* Aim of the exercise: Skip the images and return the records below exactly.

- - -

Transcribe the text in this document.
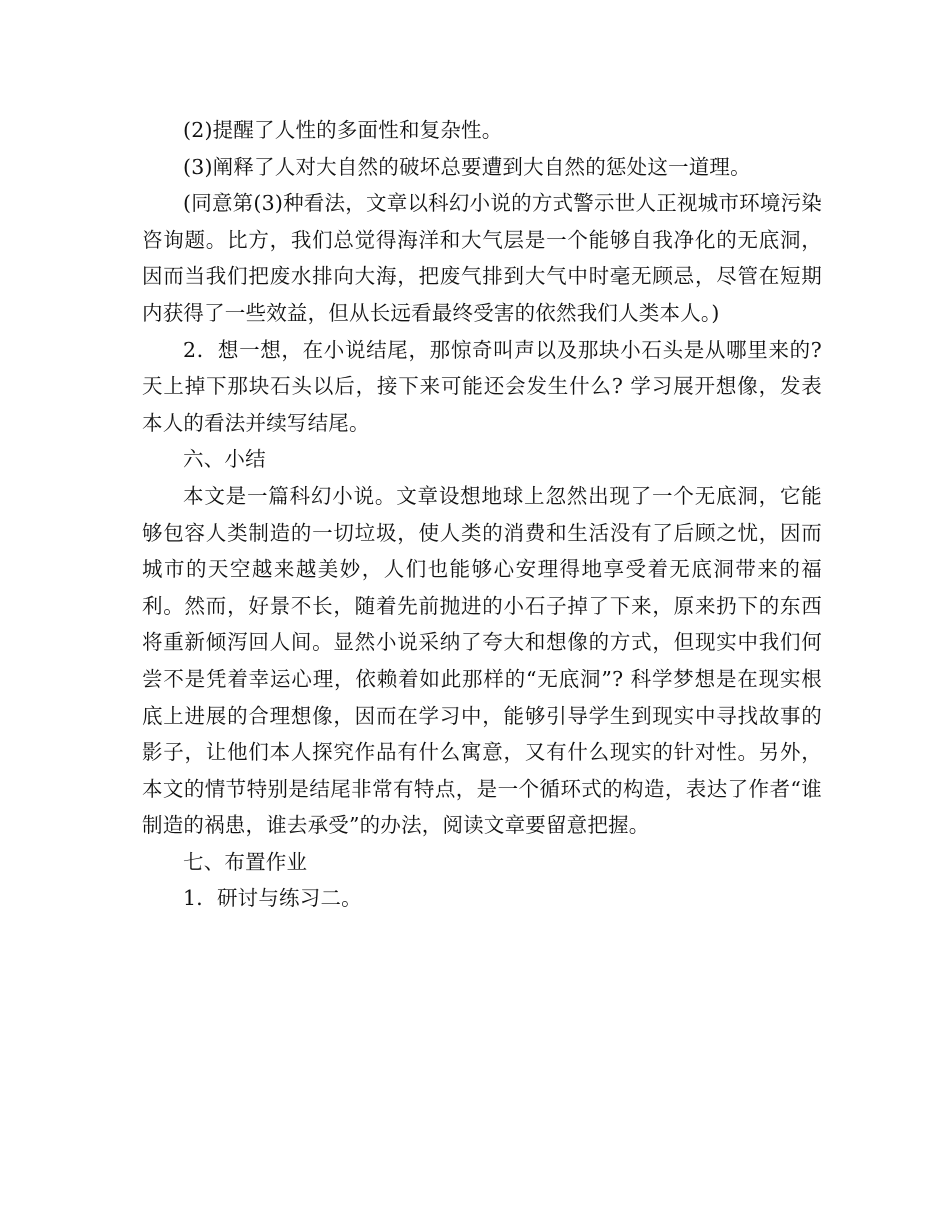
(2)提醒了人性的多面性和复杂性。

(3)阐释了人对大自然的破坏总要遭到大自然的惩处这一道理。

(同意第(3)种看法，文章以科幻小说的方式警示世人正视城市环境污染咨询题。比方，我们总觉得海洋和大气层是一个能够自我净化的无底洞，因而当我们把废水排向大海，把废气排到大气中时毫无顾忌，尽管在短期内获得了一些效益，但从长远看最终受害的依然我们人类本人。)

2．想一想，在小说结尾，那惊奇叫声以及那块小石头是从哪里来的?天上掉下那块石头以后，接下来可能还会发生什么? 学习展开想像，发表本人的看法并续写结尾。

六、小结

本文是一篇科幻小说。文章设想地球上忽然出现了一个无底洞，它能够包容人类制造的一切垃圾，使人类的消费和生活没有了后顾之忧，因而城市的天空越来越美妙，人们也能够心安理得地享受着无底洞带来的福利。然而，好景不长，随着先前抛进的小石子掉了下来，原来扔下的东西将重新倾泻回人间。显然小说采纳了夸大和想像的方式，但现实中我们何尝不是凭着幸运心理，依赖着如此那样的“无底洞”? 科学梦想是在现实根底上进展的合理想像，因而在学习中，能够引导学生到现实中寻找故事的影子，让他们本人探究作品有什么寓意，又有什么现实的针对性。另外，本文的情节特别是结尾非常有特点，是一个循环式的构造，表达了作者“谁制造的祸患，谁去承受”的办法，阅读文章要留意把握。

七、布置作业

1．研讨与练习二。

- - -

* Exercise solution:
Transcribe the text in this document.
(2)提醒了人性的多面性和复杂性。

(3)阐释了人对大自然的破坏总要遭到大自然的惩处这一道理。

(同意第(3)种看法，文章以科幻小说的方式警示世人正视城市环境污染咨询题。比方，我们总觉得海洋和大气层是一个能够自我净化的无底洞，因而当我们把废水排向大海，把废气排到大气中时毫无顾忌，尽管在短期内获得了一些效益，但从长远看最终受害的依然我们人类本人。)

2．想一想，在小说结尾，那惊奇叫声以及那块小石头是从哪里来的?天上掉下那块石头以后，接下来可能还会发生什么? 学习展开想像，发表本人的看法并续写结尾。

六、小结

本文是一篇科幻小说。文章设想地球上忽然出现了一个无底洞，它能够包容人类制造的一切垃圾，使人类的消费和生活没有了后顾之忧，因而城市的天空越来越美妙，人们也能够心安理得地享受着无底洞带来的福利。然而，好景不长，随着先前抛进的小石子掉了下来，原来扔下的东西将重新倾泻回人间。显然小说采纳了夸大和想像的方式，但现实中我们何尝不是凭着幸运心理，依赖着如此那样的“无底洞”? 科学梦想是在现实根底上进展的合理想像，因而在学习中，能够引导学生到现实中寻找故事的影子，让他们本人探究作品有什么寓意，又有什么现实的针对性。另外，本文的情节特别是结尾非常有特点，是一个循环式的构造，表达了作者“谁制造的祸患，谁去承受”的办法，阅读文章要留意把握。

七、布置作业

1．研讨与练习二。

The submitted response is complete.